Repeat the records exactly. Every line must match.
───── Material for this task
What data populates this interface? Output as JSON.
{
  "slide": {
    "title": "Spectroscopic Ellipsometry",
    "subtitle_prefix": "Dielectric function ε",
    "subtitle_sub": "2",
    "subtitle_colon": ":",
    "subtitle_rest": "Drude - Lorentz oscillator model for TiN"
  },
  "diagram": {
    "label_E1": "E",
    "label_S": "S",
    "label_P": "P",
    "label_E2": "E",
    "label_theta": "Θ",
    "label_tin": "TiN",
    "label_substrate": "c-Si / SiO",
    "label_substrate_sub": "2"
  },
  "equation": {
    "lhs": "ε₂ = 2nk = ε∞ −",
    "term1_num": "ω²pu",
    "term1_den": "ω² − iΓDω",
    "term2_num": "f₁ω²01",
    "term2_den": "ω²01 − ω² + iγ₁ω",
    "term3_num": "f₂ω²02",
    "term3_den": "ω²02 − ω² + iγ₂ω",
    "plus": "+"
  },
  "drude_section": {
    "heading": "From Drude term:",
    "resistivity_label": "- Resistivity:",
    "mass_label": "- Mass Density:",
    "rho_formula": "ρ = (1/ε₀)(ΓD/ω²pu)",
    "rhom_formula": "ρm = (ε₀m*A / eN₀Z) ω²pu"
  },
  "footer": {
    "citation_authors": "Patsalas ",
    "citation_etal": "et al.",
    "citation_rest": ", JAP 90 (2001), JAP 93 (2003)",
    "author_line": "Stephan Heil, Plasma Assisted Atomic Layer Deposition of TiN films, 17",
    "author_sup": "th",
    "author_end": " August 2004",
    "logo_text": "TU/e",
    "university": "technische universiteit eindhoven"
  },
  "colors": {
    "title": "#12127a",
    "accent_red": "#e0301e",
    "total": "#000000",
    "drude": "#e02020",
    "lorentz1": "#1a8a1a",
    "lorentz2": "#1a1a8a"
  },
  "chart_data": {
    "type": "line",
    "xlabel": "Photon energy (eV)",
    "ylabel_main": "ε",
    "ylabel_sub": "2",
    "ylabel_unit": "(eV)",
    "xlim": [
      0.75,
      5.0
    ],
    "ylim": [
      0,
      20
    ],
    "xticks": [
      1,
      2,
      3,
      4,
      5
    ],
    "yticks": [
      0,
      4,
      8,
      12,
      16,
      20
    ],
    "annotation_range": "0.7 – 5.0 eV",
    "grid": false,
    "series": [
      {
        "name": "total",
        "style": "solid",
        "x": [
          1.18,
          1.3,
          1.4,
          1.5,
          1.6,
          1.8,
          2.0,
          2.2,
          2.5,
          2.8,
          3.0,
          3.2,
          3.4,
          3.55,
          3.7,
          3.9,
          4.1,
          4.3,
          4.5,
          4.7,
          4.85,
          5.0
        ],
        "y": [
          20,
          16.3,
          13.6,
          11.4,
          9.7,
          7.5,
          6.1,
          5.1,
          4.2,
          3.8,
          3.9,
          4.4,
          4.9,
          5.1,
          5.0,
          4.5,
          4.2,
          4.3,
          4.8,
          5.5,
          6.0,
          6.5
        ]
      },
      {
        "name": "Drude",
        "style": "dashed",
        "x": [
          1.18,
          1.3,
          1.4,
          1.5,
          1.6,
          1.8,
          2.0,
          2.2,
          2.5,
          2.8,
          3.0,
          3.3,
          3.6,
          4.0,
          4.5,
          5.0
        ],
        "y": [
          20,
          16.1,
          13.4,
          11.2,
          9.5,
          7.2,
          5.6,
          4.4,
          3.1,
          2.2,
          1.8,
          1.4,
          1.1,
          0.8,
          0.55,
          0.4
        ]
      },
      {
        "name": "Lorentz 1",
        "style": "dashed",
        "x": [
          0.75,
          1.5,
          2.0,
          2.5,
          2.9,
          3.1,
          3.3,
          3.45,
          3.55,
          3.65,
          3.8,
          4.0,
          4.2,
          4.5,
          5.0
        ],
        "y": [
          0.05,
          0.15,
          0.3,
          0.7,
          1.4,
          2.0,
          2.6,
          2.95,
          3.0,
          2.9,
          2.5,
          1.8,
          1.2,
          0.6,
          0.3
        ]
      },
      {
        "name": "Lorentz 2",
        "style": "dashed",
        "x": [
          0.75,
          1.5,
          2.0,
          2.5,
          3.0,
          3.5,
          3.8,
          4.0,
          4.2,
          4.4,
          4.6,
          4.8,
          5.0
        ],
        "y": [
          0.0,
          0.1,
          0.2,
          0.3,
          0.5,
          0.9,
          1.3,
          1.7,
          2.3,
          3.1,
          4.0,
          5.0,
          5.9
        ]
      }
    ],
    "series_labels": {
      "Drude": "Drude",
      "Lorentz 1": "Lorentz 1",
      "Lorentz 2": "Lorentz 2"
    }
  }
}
──────────
The output:
What data populates this interface? Output as JSON.
{
  "slide": {
    "title": "Spectroscopic Ellipsometry",
    "subtitle_prefix": "Dielectric function ε",
    "subtitle_sub": "2",
    "subtitle_colon": ":",
    "subtitle_rest": "Drude - Lorentz oscillator model for TiN"
  },
  "diagram": {
    "label_E1": "E",
    "label_S": "S",
    "label_P": "P",
    "label_E2": "E",
    "label_theta": "Θ",
    "label_tin": "TiN",
    "label_substrate": "c-Si / SiO",
    "label_substrate_sub": "2"
  },
  "equation": {
    "lhs": "ε₂ = 2nk = ε∞ −",
    "term1_num": "ω²pu",
    "term1_den": "ω² − iΓDω",
    "term2_num": "f₁ω²01",
    "term2_den": "ω²01 − ω² + iγ₁ω",
    "term3_num": "f₂ω²02",
    "term3_den": "ω²02 − ω² + iγ₂ω",
    "plus": "+"
  },
  "drude_section": {
    "heading": "From Drude term:",
    "resistivity_label": "- Resistivity:",
    "mass_label": "- Mass Density:",
    "rho_formula": "ρ = (1/ε₀)(ΓD/ω²pu)",
    "rhom_formula": "ρm = (ε₀m*A / eN₀Z) ω²pu"
  },
  "footer": {
    "citation_authors": "Patsalas ",
    "citation_etal": "et al.",
    "citation_rest": ", JAP 90 (2001), JAP 93 (2003)",
    "author_line": "Stephan Heil, Plasma Assisted Atomic Layer Deposition of TiN films, 17",
    "author_sup": "th",
    "author_end": " August 2004",
    "logo_text": "TU/e",
    "university": "technische universiteit eindhoven"
  },
  "colors": {
    "title": "#12127a",
    "accent_red": "#e0301e",
    "total": "#000000",
    "drude": "#e02020",
    "lorentz1": "#1a8a1a",
    "lorentz2": "#1a1a8a"
  },
  "chart_data": {
    "type": "line",
    "xlabel": "Photon energy (eV)",
    "ylabel_main": "ε",
    "ylabel_sub": "2",
    "ylabel_unit": "(eV)",
    "xlim": [
      0.75,
      5.0
    ],
    "ylim": [
      0,
      20
    ],
    "xticks": [
      1,
      2,
      3,
      4,
      5
    ],
    "yticks": [
      0,
      4,
      8,
      12,
      16,
      20
    ],
    "annotation_range": "0.7 – 5.0 eV",
    "grid": false,
    "series": [
      {
        "name": "total",
        "style": "solid",
        "x": [
          1.18,
          1.3,
          1.4,
          1.5,
          1.6,
          1.8,
          2.0,
          2.2,
          2.5,
          2.8,
          3.0,
          3.2,
          3.4,
          3.55,
          3.7,
          3.9,
          4.1,
          4.3,
          4.5,
          4.7,
          4.85,
          5.0
        ],
        "y": [
          20,
          16.3,
          13.6,
          11.4,
          9.7,
          7.5,
          6.1,
          5.1,
          4.2,
          3.8,
          3.9,
          4.4,
          4.9,
          5.1,
          5.0,
          4.5,
          4.2,
          4.3,
          4.8,
          5.5,
          6.0,
          6.5
        ]
      },
      {
        "name": "Drude",
        "style": "dashed",
        "x": [
          1.18,
          1.3,
          1.4,
          1.5,
          1.6,
          1.8,
          2.0,
          2.2,
          2.5,
          2.8,
          3.0,
          3.3,
          3.6,
          4.0,
          4.5,
          5.0
        ],
        "y": [
          20,
          16.1,
          13.4,
          11.2,
          9.5,
          7.2,
          5.6,
          4.4,
          3.1,
          2.2,
          1.8,
          1.4,
          1.1,
          0.8,
          0.55,
          0.4
        ]
      },
      {
        "name": "Lorentz 1",
        "style": "dashed",
        "x": [
          0.75,
          1.5,
          2.0,
          2.5,
          2.9,
          3.1,
          3.3,
          3.45,
          3.55,
          3.65,
          3.8,
          4.0,
          4.2,
          4.5,
          5.0
        ],
        "y": [
          0.05,
          0.15,
          0.3,
          0.7,
          1.4,
          2.0,
          2.6,
          2.95,
          3.0,
          2.9,
          2.5,
          1.8,
          1.2,
          0.6,
          0.3
        ]
      },
      {
        "name": "Lorentz 2",
        "style": "dashed",
        "x": [
          0.75,
          1.5,
          2.0,
          2.5,
          3.0,
          3.5,
          3.8,
          4.0,
          4.2,
          4.4,
          4.6,
          4.8,
          5.0
        ],
        "y": [
          0.0,
          0.1,
          0.2,
          0.3,
          0.5,
          0.9,
          1.3,
          1.7,
          2.3,
          3.1,
          4.0,
          5.0,
          5.9
        ]
      }
    ],
    "series_labels": {
      "Drude": "Drude",
      "Lorentz 1": "Lorentz 1",
      "Lorentz 2": "Lorentz 2"
    }
  }
}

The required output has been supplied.